[[ Material for this exercise, beginning ]]

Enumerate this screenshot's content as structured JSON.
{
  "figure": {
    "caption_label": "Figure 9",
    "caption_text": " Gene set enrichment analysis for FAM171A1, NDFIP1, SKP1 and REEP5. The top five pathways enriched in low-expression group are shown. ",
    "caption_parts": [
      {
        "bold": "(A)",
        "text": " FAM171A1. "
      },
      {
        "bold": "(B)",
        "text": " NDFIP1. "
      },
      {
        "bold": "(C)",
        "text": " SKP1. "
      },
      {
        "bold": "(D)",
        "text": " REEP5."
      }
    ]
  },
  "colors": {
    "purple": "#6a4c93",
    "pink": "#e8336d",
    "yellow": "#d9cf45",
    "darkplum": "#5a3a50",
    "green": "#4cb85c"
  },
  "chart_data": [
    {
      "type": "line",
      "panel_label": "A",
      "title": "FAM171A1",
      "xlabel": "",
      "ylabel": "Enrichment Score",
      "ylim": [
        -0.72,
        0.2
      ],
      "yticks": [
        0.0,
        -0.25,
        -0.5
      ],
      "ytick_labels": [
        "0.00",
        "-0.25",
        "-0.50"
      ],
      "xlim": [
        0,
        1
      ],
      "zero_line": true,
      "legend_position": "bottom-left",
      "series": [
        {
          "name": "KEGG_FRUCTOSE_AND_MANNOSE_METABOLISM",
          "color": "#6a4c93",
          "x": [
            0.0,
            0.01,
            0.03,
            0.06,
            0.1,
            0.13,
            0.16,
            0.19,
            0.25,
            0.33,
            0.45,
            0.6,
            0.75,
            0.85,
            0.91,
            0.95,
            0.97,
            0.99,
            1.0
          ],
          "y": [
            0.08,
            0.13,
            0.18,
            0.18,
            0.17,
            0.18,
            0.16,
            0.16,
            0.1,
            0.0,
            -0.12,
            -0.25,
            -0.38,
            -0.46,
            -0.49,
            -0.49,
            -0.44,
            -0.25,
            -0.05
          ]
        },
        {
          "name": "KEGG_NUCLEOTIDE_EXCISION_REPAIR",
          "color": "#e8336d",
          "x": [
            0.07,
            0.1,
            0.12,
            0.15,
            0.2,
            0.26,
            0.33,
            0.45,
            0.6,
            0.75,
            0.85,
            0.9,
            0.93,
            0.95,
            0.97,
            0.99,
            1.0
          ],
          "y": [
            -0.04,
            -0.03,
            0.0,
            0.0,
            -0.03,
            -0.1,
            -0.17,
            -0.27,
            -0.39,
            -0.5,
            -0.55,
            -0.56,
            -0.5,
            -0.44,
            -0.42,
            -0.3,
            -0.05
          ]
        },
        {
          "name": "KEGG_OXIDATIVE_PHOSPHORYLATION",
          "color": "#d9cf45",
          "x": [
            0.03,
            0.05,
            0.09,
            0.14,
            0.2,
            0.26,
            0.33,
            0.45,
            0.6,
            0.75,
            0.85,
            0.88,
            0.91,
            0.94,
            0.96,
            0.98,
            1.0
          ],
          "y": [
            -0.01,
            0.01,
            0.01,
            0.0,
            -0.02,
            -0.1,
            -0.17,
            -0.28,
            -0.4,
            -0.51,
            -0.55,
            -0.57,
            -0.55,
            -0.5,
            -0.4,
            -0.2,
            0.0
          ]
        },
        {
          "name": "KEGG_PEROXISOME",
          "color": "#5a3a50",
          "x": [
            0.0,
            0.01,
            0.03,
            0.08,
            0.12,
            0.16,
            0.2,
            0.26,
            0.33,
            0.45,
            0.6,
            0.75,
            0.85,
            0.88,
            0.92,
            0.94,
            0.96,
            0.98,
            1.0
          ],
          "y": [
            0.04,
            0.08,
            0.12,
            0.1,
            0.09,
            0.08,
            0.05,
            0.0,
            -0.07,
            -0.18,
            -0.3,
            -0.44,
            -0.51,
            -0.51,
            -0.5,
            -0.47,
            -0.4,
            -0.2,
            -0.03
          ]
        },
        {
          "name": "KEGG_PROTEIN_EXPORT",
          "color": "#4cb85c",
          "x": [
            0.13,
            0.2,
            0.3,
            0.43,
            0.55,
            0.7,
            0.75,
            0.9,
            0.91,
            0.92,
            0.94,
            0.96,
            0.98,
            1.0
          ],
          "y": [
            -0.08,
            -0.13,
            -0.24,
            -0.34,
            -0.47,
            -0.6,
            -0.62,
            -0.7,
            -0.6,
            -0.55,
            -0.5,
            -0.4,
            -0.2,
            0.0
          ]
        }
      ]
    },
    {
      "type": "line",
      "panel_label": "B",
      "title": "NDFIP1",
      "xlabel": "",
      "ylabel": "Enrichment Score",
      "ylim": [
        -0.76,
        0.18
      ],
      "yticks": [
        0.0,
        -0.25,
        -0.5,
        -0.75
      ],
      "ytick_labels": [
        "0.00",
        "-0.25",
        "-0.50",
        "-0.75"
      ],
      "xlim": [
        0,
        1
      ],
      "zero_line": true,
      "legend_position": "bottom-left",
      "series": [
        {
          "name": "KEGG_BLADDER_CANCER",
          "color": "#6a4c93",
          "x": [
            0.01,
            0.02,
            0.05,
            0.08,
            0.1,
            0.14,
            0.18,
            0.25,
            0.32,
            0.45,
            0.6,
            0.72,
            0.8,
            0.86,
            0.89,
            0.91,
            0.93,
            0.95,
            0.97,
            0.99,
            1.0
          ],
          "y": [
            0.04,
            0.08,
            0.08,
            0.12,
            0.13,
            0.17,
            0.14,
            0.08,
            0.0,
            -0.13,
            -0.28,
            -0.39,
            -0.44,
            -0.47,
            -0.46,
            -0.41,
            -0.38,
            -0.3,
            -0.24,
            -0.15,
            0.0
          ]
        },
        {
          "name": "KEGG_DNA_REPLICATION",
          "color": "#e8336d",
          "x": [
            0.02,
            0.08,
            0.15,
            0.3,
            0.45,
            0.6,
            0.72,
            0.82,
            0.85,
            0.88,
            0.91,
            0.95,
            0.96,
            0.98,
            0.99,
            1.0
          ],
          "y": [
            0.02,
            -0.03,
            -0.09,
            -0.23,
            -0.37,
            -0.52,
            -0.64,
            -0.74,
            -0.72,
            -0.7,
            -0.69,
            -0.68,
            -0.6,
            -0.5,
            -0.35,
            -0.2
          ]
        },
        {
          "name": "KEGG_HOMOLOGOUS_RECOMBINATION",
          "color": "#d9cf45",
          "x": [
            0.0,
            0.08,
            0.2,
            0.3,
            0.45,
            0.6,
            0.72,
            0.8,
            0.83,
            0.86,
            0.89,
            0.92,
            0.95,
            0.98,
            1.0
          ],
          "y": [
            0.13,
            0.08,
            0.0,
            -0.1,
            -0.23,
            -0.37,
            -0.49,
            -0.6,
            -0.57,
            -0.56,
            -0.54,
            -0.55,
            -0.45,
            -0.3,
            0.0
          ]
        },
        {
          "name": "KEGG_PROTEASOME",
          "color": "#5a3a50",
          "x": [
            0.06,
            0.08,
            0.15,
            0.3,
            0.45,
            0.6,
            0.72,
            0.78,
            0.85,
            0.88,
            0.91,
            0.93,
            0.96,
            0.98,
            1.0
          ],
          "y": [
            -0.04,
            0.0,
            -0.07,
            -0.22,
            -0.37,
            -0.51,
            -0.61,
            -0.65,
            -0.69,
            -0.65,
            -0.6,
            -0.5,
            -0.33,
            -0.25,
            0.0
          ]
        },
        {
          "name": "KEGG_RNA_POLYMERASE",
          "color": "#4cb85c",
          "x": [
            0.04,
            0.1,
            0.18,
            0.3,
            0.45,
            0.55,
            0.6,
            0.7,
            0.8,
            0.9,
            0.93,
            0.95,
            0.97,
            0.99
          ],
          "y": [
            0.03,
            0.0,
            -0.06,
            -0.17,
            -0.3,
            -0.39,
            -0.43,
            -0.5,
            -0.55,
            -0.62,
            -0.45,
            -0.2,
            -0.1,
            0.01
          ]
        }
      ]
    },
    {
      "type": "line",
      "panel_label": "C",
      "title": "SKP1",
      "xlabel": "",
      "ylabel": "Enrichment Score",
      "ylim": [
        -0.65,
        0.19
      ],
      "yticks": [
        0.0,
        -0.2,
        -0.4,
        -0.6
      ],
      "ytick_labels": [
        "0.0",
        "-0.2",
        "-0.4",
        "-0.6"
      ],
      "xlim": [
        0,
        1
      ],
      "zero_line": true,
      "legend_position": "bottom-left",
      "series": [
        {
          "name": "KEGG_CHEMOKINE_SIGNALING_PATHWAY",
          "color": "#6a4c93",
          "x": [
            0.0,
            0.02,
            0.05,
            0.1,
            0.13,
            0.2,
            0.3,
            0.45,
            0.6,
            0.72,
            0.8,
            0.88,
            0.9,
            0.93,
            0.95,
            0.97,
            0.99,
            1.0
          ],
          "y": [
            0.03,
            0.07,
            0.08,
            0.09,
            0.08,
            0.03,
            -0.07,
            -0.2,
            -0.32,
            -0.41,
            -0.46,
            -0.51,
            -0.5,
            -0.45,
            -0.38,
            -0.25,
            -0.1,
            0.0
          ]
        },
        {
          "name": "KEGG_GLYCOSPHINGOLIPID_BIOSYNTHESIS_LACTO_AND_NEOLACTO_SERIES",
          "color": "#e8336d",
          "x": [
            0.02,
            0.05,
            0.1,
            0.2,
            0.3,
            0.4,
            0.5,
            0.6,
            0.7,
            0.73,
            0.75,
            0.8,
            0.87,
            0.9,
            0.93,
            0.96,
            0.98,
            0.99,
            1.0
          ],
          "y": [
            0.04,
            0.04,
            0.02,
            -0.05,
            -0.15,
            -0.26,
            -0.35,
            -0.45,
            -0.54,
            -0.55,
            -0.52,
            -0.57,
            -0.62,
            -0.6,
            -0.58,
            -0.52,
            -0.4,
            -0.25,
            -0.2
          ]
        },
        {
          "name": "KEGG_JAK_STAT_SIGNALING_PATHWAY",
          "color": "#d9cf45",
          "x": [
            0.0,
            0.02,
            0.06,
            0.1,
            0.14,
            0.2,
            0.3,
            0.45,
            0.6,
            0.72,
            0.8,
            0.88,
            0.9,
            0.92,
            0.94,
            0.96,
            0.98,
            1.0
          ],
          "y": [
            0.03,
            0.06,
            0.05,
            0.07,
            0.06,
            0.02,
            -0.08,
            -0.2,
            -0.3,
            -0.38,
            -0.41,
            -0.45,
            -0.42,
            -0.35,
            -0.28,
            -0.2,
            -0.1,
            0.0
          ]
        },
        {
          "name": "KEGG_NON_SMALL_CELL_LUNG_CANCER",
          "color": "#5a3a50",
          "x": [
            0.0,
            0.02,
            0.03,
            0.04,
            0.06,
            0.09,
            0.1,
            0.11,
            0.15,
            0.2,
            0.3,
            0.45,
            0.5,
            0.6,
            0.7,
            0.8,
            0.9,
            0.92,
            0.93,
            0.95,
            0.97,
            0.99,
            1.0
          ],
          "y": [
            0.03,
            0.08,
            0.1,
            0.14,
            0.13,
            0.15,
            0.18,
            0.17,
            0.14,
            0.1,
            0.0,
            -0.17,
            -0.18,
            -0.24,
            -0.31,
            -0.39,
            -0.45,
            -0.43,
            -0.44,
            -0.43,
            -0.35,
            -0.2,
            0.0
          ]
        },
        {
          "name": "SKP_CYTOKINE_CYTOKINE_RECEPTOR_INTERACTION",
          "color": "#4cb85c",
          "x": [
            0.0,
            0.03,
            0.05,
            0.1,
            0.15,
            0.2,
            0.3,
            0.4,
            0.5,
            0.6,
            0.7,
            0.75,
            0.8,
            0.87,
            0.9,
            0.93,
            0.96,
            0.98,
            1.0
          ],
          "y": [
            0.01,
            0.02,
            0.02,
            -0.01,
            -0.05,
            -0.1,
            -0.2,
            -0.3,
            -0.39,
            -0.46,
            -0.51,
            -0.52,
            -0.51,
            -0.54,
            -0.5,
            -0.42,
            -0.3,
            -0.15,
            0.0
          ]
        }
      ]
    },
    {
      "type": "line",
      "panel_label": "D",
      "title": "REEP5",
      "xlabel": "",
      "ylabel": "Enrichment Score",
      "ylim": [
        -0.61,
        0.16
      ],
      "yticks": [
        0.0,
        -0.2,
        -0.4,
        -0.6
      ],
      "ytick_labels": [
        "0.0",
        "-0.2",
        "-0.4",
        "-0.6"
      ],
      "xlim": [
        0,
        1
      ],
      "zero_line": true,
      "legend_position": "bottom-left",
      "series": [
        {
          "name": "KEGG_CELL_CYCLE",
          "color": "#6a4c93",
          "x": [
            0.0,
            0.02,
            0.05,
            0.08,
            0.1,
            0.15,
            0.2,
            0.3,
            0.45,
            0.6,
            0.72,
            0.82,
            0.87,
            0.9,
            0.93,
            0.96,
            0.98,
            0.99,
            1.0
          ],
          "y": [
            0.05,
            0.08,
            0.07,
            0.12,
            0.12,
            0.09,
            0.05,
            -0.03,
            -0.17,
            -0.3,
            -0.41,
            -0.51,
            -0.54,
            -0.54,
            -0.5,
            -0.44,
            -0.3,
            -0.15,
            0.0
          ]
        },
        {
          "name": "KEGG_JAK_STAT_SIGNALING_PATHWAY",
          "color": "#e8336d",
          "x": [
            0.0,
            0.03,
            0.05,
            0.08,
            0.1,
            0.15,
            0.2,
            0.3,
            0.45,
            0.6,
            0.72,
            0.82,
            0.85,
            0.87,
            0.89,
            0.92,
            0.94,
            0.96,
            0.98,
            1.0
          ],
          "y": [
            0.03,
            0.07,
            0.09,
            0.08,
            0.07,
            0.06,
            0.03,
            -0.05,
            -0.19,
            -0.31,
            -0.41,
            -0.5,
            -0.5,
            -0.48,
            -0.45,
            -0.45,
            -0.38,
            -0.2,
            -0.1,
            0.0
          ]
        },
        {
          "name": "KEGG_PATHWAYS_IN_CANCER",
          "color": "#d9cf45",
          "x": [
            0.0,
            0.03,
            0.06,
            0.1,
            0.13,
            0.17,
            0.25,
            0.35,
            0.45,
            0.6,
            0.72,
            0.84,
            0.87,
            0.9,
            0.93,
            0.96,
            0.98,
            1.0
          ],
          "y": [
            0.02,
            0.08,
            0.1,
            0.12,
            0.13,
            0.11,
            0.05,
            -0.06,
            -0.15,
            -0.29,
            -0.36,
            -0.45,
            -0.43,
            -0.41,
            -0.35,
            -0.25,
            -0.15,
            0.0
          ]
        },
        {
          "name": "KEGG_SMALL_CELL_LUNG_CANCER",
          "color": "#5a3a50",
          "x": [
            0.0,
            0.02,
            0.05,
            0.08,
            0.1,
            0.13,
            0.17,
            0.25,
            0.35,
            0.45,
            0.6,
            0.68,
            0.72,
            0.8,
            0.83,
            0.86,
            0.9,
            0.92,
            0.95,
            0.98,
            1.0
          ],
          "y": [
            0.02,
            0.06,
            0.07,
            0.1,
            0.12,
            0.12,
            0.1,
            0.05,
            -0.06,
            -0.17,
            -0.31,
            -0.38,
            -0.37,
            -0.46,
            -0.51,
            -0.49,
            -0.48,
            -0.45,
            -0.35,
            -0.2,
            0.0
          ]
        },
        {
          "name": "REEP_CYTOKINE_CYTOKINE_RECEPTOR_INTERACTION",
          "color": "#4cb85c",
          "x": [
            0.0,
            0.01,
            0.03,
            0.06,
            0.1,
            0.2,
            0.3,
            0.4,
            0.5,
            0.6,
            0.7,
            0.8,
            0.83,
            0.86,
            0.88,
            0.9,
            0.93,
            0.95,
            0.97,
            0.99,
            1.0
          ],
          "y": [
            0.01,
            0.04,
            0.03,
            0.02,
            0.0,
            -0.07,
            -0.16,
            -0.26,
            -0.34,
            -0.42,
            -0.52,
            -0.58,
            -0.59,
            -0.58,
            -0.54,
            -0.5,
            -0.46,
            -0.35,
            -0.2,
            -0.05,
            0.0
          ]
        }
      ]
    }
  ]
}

[[ Material for this exercise, end ]]

Exercise details:
Lines above with "title" in them are the ones to copy.

Problem solution:
      "title": "FAM171A1",
      "title": "NDFIP1",
      "title": "SKP1",
      "title": "REEP5",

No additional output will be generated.